● TASK OBJECTIVE:
From the listing below, extract every line containing "text".

● INPUT RECORDS:
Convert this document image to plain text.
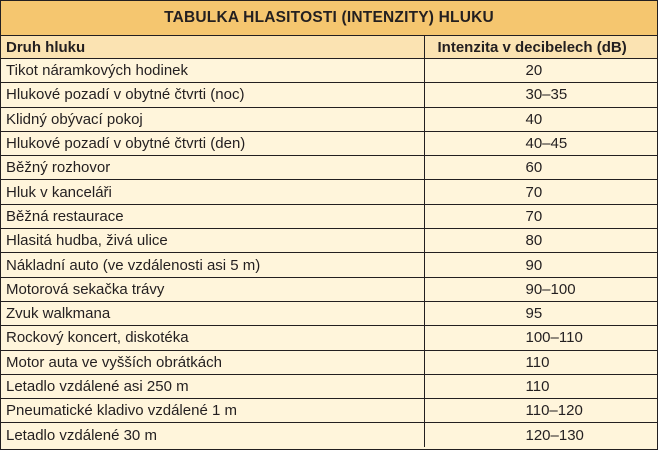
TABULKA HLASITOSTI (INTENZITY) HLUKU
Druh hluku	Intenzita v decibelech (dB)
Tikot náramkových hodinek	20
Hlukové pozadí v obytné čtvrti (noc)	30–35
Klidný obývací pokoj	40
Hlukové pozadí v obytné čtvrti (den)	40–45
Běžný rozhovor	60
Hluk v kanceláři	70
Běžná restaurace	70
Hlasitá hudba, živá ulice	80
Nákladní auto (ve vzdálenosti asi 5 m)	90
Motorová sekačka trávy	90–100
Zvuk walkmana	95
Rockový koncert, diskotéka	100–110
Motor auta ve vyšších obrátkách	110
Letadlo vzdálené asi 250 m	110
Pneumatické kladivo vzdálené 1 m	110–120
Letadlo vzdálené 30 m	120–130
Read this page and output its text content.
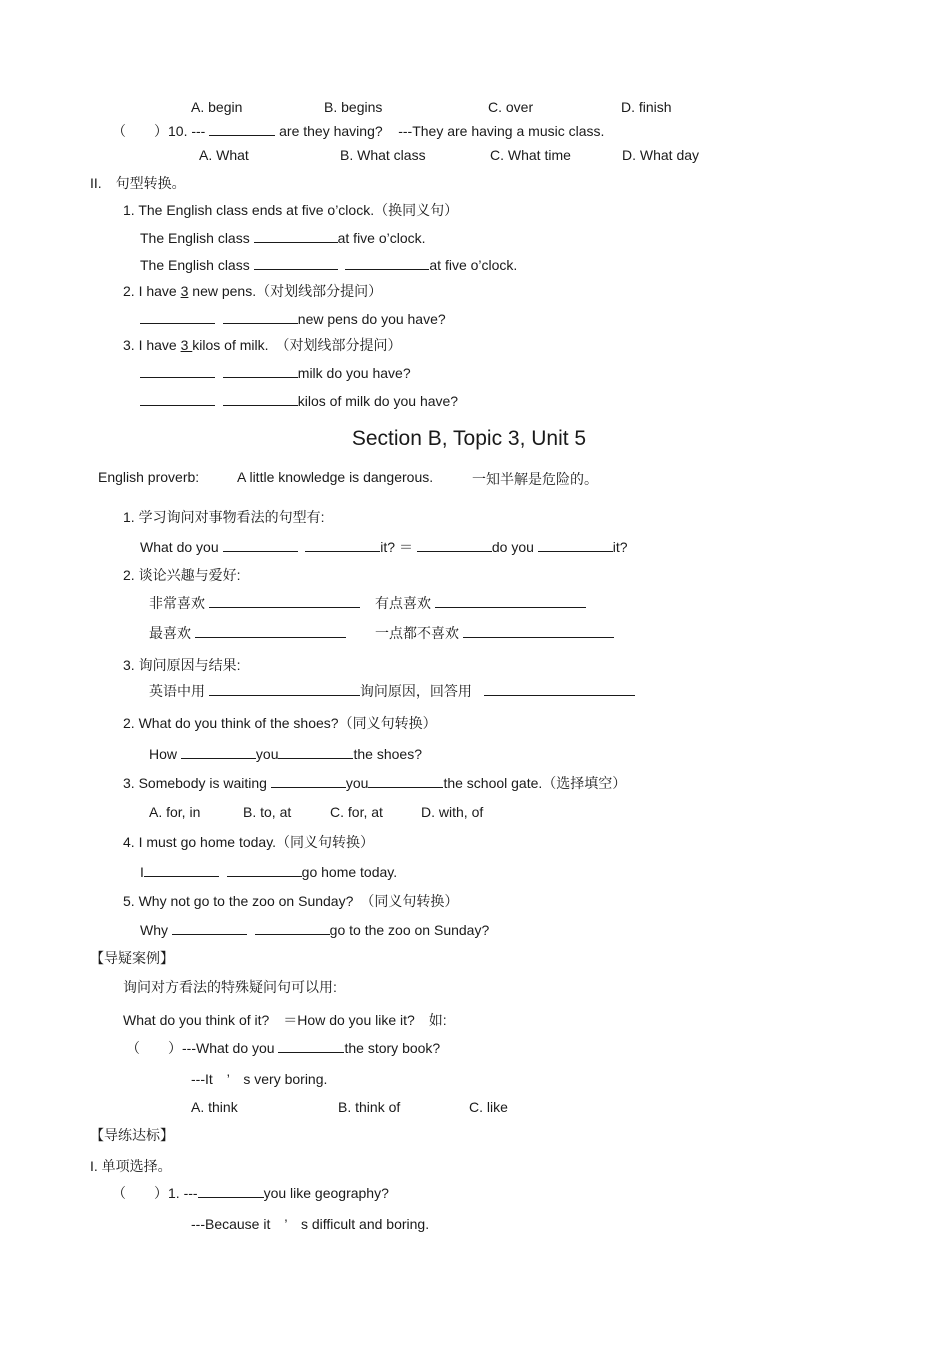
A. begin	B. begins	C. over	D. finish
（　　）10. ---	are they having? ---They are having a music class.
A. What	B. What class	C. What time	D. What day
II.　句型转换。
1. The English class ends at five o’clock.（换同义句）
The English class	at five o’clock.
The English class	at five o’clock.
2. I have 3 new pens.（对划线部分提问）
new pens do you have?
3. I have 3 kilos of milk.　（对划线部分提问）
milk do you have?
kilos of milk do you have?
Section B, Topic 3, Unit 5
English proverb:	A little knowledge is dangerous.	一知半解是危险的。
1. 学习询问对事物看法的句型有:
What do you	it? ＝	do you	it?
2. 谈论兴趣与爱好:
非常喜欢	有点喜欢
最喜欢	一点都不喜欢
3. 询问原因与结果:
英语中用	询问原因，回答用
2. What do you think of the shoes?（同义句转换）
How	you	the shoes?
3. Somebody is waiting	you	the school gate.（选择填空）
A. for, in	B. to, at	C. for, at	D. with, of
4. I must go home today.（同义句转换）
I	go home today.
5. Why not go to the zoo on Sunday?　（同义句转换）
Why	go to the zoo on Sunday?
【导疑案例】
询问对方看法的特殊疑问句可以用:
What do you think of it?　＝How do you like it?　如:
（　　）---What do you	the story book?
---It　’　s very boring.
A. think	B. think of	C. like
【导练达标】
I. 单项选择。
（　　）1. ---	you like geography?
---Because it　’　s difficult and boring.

● ANSWER TO THE TASK:
Convert this document image to plain text.
Read this page and output its text content.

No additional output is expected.